*Supplied material*:
★ ★ ★ ★ ★ ★ ★

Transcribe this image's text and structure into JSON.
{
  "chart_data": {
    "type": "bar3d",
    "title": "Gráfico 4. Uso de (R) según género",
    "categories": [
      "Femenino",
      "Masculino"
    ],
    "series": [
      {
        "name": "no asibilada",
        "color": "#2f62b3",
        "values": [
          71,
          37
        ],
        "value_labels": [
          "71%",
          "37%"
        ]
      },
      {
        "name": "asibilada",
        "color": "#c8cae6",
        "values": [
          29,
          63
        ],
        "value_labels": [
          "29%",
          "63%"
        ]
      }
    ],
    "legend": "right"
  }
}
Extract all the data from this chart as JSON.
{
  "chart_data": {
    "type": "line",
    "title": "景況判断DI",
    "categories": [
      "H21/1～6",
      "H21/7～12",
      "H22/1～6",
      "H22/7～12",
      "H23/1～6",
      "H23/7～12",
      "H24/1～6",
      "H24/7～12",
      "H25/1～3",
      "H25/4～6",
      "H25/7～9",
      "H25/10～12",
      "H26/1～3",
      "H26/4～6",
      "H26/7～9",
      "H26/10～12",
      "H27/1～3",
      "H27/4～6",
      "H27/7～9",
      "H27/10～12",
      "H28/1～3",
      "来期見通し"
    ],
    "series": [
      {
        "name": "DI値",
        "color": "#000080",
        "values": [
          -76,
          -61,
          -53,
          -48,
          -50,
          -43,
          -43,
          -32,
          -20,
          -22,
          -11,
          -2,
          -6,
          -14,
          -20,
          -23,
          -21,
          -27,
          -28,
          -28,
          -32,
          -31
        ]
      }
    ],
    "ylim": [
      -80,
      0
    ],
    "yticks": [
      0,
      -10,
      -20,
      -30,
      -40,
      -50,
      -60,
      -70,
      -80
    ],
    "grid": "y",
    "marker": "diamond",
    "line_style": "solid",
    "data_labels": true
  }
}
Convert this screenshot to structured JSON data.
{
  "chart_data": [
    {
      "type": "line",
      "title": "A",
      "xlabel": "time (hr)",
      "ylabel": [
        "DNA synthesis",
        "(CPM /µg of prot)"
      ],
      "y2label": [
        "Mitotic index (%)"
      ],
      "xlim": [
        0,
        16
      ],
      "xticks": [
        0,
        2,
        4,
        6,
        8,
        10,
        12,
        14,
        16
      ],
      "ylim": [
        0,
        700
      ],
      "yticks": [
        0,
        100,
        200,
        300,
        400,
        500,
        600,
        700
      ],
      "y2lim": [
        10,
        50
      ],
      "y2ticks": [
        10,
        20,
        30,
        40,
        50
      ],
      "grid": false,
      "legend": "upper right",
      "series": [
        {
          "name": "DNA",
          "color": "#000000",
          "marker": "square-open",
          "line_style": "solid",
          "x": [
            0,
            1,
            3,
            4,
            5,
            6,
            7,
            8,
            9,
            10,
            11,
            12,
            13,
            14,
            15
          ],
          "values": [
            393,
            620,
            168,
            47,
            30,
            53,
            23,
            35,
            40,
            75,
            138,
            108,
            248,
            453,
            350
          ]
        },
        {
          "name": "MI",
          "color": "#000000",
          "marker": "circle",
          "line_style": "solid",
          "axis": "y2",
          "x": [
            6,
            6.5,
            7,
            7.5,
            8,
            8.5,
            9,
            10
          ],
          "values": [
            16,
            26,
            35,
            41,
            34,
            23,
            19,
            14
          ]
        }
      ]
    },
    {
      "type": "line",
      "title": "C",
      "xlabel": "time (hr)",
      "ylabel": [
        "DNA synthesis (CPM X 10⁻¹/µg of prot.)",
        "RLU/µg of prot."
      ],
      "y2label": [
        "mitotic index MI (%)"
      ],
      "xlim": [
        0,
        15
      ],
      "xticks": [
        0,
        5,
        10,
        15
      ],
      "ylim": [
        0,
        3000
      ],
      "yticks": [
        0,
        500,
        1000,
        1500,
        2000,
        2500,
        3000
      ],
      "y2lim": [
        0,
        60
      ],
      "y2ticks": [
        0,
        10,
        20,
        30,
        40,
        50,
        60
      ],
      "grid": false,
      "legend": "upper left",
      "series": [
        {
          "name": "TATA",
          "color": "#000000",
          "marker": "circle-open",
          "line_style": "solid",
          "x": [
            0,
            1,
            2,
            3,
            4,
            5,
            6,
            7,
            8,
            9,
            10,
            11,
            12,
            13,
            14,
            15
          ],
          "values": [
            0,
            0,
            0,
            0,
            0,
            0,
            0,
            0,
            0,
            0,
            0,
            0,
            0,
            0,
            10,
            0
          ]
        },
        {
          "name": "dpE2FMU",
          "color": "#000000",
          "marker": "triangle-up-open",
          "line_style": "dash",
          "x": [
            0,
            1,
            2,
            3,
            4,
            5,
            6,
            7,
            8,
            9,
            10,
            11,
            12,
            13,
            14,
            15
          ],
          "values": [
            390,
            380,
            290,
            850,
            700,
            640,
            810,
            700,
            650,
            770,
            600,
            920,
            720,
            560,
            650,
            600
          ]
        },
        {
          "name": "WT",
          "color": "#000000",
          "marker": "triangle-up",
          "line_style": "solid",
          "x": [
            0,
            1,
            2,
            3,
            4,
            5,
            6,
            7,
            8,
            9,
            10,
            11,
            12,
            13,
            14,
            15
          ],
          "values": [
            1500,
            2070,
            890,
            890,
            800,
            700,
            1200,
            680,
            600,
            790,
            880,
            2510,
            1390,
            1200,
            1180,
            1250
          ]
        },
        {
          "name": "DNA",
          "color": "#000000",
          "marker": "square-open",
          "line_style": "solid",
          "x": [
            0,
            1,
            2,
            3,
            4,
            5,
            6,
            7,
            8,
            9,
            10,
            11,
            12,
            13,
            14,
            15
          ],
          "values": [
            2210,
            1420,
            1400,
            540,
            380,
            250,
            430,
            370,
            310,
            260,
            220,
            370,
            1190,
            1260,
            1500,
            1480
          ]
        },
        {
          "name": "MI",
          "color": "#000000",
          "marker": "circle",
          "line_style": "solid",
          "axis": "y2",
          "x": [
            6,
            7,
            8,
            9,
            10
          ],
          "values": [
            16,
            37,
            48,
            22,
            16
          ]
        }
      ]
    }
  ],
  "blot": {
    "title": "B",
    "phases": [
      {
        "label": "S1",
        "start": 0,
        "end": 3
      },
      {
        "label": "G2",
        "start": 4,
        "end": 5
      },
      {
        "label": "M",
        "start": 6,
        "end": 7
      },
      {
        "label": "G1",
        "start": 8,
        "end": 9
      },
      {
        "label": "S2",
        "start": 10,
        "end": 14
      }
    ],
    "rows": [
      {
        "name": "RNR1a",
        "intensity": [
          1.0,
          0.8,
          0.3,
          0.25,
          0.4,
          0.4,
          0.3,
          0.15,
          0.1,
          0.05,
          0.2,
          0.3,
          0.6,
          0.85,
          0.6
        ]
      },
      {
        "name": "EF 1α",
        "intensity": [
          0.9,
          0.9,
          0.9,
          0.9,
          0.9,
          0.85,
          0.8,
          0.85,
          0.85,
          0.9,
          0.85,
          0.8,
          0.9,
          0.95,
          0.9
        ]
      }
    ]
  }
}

★ ★ ★ ★ ★ ★ ★

*What is needed*: Restate the whole listing exactly.

*Answer below*:
Transcribe this image's text and structure into JSON.
{
  "chart_data": {
    "type": "bar3d",
    "title": "Gráfico 4. Uso de (R) según género",
    "categories": [
      "Femenino",
      "Masculino"
    ],
    "series": [
      {
        "name": "no asibilada",
        "color": "#2f62b3",
        "values": [
          71,
          37
        ],
        "value_labels": [
          "71%",
          "37%"
        ]
      },
      {
        "name": "asibilada",
        "color": "#c8cae6",
        "values": [
          29,
          63
        ],
        "value_labels": [
          "29%",
          "63%"
        ]
      }
    ],
    "legend": "right"
  }
}
Extract all the data from this chart as JSON.
{
  "chart_data": {
    "type": "line",
    "title": "景況判断DI",
    "categories": [
      "H21/1～6",
      "H21/7～12",
      "H22/1～6",
      "H22/7～12",
      "H23/1～6",
      "H23/7～12",
      "H24/1～6",
      "H24/7～12",
      "H25/1～3",
      "H25/4～6",
      "H25/7～9",
      "H25/10～12",
      "H26/1～3",
      "H26/4～6",
      "H26/7～9",
      "H26/10～12",
      "H27/1～3",
      "H27/4～6",
      "H27/7～9",
      "H27/10～12",
      "H28/1～3",
      "来期見通し"
    ],
    "series": [
      {
        "name": "DI値",
        "color": "#000080",
        "values": [
          -76,
          -61,
          -53,
          -48,
          -50,
          -43,
          -43,
          -32,
          -20,
          -22,
          -11,
          -2,
          -6,
          -14,
          -20,
          -23,
          -21,
          -27,
          -28,
          -28,
          -32,
          -31
        ]
      }
    ],
    "ylim": [
      -80,
      0
    ],
    "yticks": [
      0,
      -10,
      -20,
      -30,
      -40,
      -50,
      -60,
      -70,
      -80
    ],
    "grid": "y",
    "marker": "diamond",
    "line_style": "solid",
    "data_labels": true
  }
}
Convert this screenshot to structured JSON data.
{
  "chart_data": [
    {
      "type": "line",
      "title": "A",
      "xlabel": "time (hr)",
      "ylabel": [
        "DNA synthesis",
        "(CPM /µg of prot)"
      ],
      "y2label": [
        "Mitotic index (%)"
      ],
      "xlim": [
        0,
        16
      ],
      "xticks": [
        0,
        2,
        4,
        6,
        8,
        10,
        12,
        14,
        16
      ],
      "ylim": [
        0,
        700
      ],
      "yticks": [
        0,
        100,
        200,
        300,
        400,
        500,
        600,
        700
      ],
      "y2lim": [
        10,
        50
      ],
      "y2ticks": [
        10,
        20,
        30,
        40,
        50
      ],
      "grid": false,
      "legend": "upper right",
      "series": [
        {
          "name": "DNA",
          "color": "#000000",
          "marker": "square-open",
          "line_style": "solid",
          "x": [
            0,
            1,
            3,
            4,
            5,
            6,
            7,
            8,
            9,
            10,
            11,
            12,
            13,
            14,
            15
          ],
          "values": [
            393,
            620,
            168,
            47,
            30,
            53,
            23,
            35,
            40,
            75,
            138,
            108,
            248,
            453,
            350
          ]
        },
        {
          "name": "MI",
          "color": "#000000",
          "marker": "circle",
          "line_style": "solid",
          "axis": "y2",
          "x": [
            6,
            6.5,
            7,
            7.5,
            8,
            8.5,
            9,
            10
          ],
          "values": [
            16,
            26,
            35,
            41,
            34,
            23,
            19,
            14
          ]
        }
      ]
    },
    {
      "type": "line",
      "title": "C",
      "xlabel": "time (hr)",
      "ylabel": [
        "DNA synthesis (CPM X 10⁻¹/µg of prot.)",
        "RLU/µg of prot."
      ],
      "y2label": [
        "mitotic index MI (%)"
      ],
      "xlim": [
        0,
        15
      ],
      "xticks": [
        0,
        5,
        10,
        15
      ],
      "ylim": [
        0,
        3000
      ],
      "yticks": [
        0,
        500,
        1000,
        1500,
        2000,
        2500,
        3000
      ],
      "y2lim": [
        0,
        60
      ],
      "y2ticks": [
        0,
        10,
        20,
        30,
        40,
        50,
        60
      ],
      "grid": false,
      "legend": "upper left",
      "series": [
        {
          "name": "TATA",
          "color": "#000000",
          "marker": "circle-open",
          "line_style": "solid",
          "x": [
            0,
            1,
            2,
            3,
            4,
            5,
            6,
            7,
            8,
            9,
            10,
            11,
            12,
            13,
            14,
            15
          ],
          "values": [
            0,
            0,
            0,
            0,
            0,
            0,
            0,
            0,
            0,
            0,
            0,
            0,
            0,
            0,
            10,
            0
          ]
        },
        {
          "name": "dpE2FMU",
          "color": "#000000",
          "marker": "triangle-up-open",
          "line_style": "dash",
          "x": [
            0,
            1,
            2,
            3,
            4,
            5,
            6,
            7,
            8,
            9,
            10,
            11,
            12,
            13,
            14,
            15
          ],
          "values": [
            390,
            380,
            290,
            850,
            700,
            640,
            810,
            700,
            650,
            770,
            600,
            920,
            720,
            560,
            650,
            600
          ]
        },
        {
          "name": "WT",
          "color": "#000000",
          "marker": "triangle-up",
          "line_style": "solid",
          "x": [
            0,
            1,
            2,
            3,
            4,
            5,
            6,
            7,
            8,
            9,
            10,
            11,
            12,
            13,
            14,
            15
          ],
          "values": [
            1500,
            2070,
            890,
            890,
            800,
            700,
            1200,
            680,
            600,
            790,
            880,
            2510,
            1390,
            1200,
            1180,
            1250
          ]
        },
        {
          "name": "DNA",
          "color": "#000000",
          "marker": "square-open",
          "line_style": "solid",
          "x": [
            0,
            1,
            2,
            3,
            4,
            5,
            6,
            7,
            8,
            9,
            10,
            11,
            12,
            13,
            14,
            15
          ],
          "values": [
            2210,
            1420,
            1400,
            540,
            380,
            250,
            430,
            370,
            310,
            260,
            220,
            370,
            1190,
            1260,
            1500,
            1480
          ]
        },
        {
          "name": "MI",
          "color": "#000000",
          "marker": "circle",
          "line_style": "solid",
          "axis": "y2",
          "x": [
            6,
            7,
            8,
            9,
            10
          ],
          "values": [
            16,
            37,
            48,
            22,
            16
          ]
        }
      ]
    }
  ],
  "blot": {
    "title": "B",
    "phases": [
      {
        "label": "S1",
        "start": 0,
        "end": 3
      },
      {
        "label": "G2",
        "start": 4,
        "end": 5
      },
      {
        "label": "M",
        "start": 6,
        "end": 7
      },
      {
        "label": "G1",
        "start": 8,
        "end": 9
      },
      {
        "label": "S2",
        "start": 10,
        "end": 14
      }
    ],
    "rows": [
      {
        "name": "RNR1a",
        "intensity": [
          1.0,
          0.8,
          0.3,
          0.25,
          0.4,
          0.4,
          0.3,
          0.15,
          0.1,
          0.05,
          0.2,
          0.3,
          0.6,
          0.85,
          0.6
        ]
      },
      {
        "name": "EF 1α",
        "intensity": [
          0.9,
          0.9,
          0.9,
          0.9,
          0.9,
          0.85,
          0.8,
          0.85,
          0.85,
          0.9,
          0.85,
          0.8,
          0.9,
          0.95,
          0.9
        ]
      }
    ]
  }
}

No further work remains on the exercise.